● **WHAT IS NEEDED**
Single out the lines that include the word "충무공의". Copy them.

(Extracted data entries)
○ ○ ○ ○ ○
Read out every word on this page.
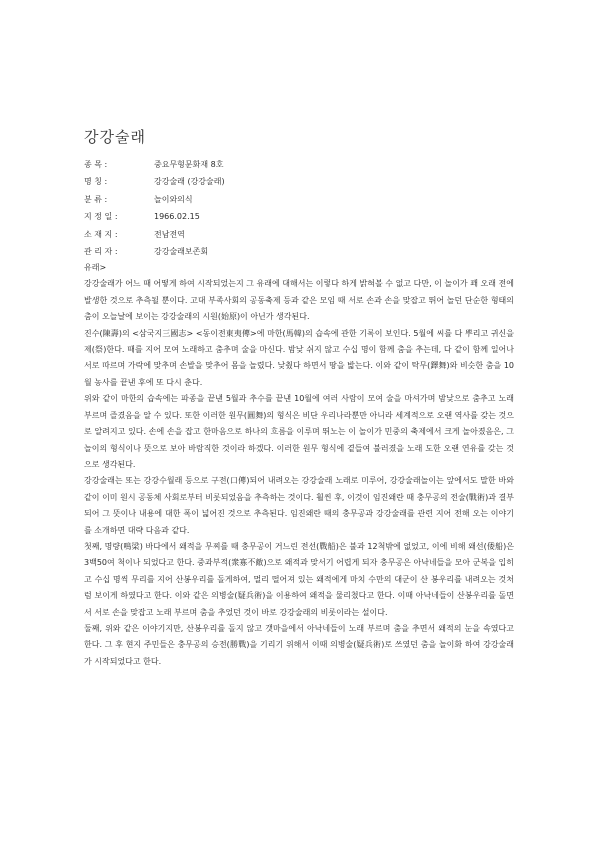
강강술래
종 목 :	중요무형문화재 8호
명 칭 :	강강술래 (강강술래)
분 류 :	놀이와의식
지 정 일 :	1966.02.15
소 재 지 :	전남전역
관 리 자 :	강강술래보존회
유래>

강강술래가 어느 때 어떻게 하여 시작되었는지 그 유래에 대해서는 이렇다 하게 밝혀볼 수 없고 다만, 이 놀이가 꽤 오래 전에 발생한 것으로 추측될 뿐이다. 고대 부족사회의 공동축제 등과 같은 모임 때 서로 손과 손을 맞잡고 뛰어 놀던 단순한 형태의 춤이 오늘날에 보이는 강강술래의 시원(始原)이 아닌가 생각된다.

진수(陳壽)의 <삼국지三國志> <동이전東夷傳>에 마한(馬韓)의 습속에 관한 기록이 보인다. 5월에 씨를 다 뿌리고 귀신을 제(祭)한다. 때를 지어 모여 노래하고 춤추며 술을 마신다. 밤낮 쉬지 않고 수십 명이 함께 춤을 추는데, 다 같이 함께 일어나 서로 따르며 가락에 맞추며 손발을 맞추어 몸을 놀렸다. 낮췄다 하면서 땅을 밟는다. 이와 같이 탁무(鐸舞)와 비슷한 춤을 10월 농사를 끝낸 후에 또 다시 춘다.

위와 같이 마한의 습속에는 파종을 끝낸 5월과 추수를 끝낸 10월에 여러 사람이 모여 술을 마셔가며 밤낮으로 춤추고 노래 부르며 즐겼음을 알 수 있다. 또한 이러한 원무(圓舞)의 형식은 비단 우리나라뿐만 아니라 세계적으로 오랜 역사를 갖는 것으로 알려지고 있다. 손에 손을 잡고 한마음으로 하나의 흐름을 이루며 뛰노는 이 놀이가 민중의 축제에서 크게 놀아졌음은, 그 놀이의 형식이나 뜻으로 보아 바람직한 것이라 하겠다. 이러한 원무 형식에 곁들여 불러졌을 노래 도한 오랜 연유를 갖는 것으로 생각된다.

강강술래는 또는 강강수월래 등으로 구전(口傳)되어 내려오는 강강술래 노래로 미루어, 강강술래놀이는 앞에서도 말한 바와 같이 이미 원시 공동체 사회로부터 비롯되었음을 추측하는 것이다. 훨씬 후, 이것이 임진왜란 때 충무공의 전술(戰術)과 결부되어 그 뜻이나 내용에 대한 폭이 넓어진 것으로 추측된다. 임진왜란 때의 충무공과 강강술래를 관련 지어 전해 오는 이야기를 소개하면 대략 다음과 같다.

첫째, 명량(鳴梁) 바다에서 왜적을 무찌를 때 충무공이 거느린 전선(戰船)은 불과 12척밖에 없었고, 이에 비해 왜선(倭船)은 3백50여 척이나 되었다고 한다. 중과부적(衆寡不敵)으로 왜적과 맞서기 어렵게 되자 충무공은 아낙네들을 모아 군복을 입히고 수십 명씩 무리를 지어 산봉우리를 돌게하여, 멀리 떨어져 있는 왜적에게 마치 수만의 대군이 산 봉우리를 내려오는 것처럼 보이게 하였다고 한다. 이와 같은 의병술(疑兵術)을 이용하여 왜적을 물리쳤다고 한다. 이때 아낙네들이 산봉우리를 돌면서 서로 손을 맞잡고 노래 부르며 춤을 추었던 것이 바로 강강술래의 비롯이라는 설이다.

둘째, 위와 같은 이야기지만, 산봉우리를 돌지 않고 갯마을에서 아낙네들이 노래 부르며 춤을 추면서 왜적의 눈을 속였다고 한다. 그 후 현지 주민들은 충무공의 승전(勝戰)을 기리기 위해서 이때 의병술(疑兵術)로 쓰였던 춤을 놀이화 하여 강강술래가 시작되었다고 한다.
○ ○ ○ ○ ○
● **RESULT**
강강술래는 또는 강강수월래 등으로 구전(口傳)되어 내려오는 강강술래 노래로 미루어, 강강술래놀이는 앞에서도 말한 바와 같이 이미 원시 공동체 사회로부터 비롯되었음을 추측하는 것이다. 훨씬 후, 이것이 임진왜란 때 충무공의 전술(戰術)과 결부되어 그 뜻이나 내용에 대한 폭이 넓어진 것으로 추측된다. 임진왜란 때의 충무공과 강강술래를 관련 지어 전해 오는 이야기를 소개하면 대략 다음과 같다.
둘째, 위와 같은 이야기지만, 산봉우리를 돌지 않고 갯마을에서 아낙네들이 노래 부르며 춤을 추면서 왜적의 눈을 속였다고 한다. 그 후 현지 주민들은 충무공의 승전(勝戰)을 기리기 위해서 이때 의병술(疑兵術)로 쓰였던 춤을 놀이화 하여 강강술래가 시작되었다고 한다.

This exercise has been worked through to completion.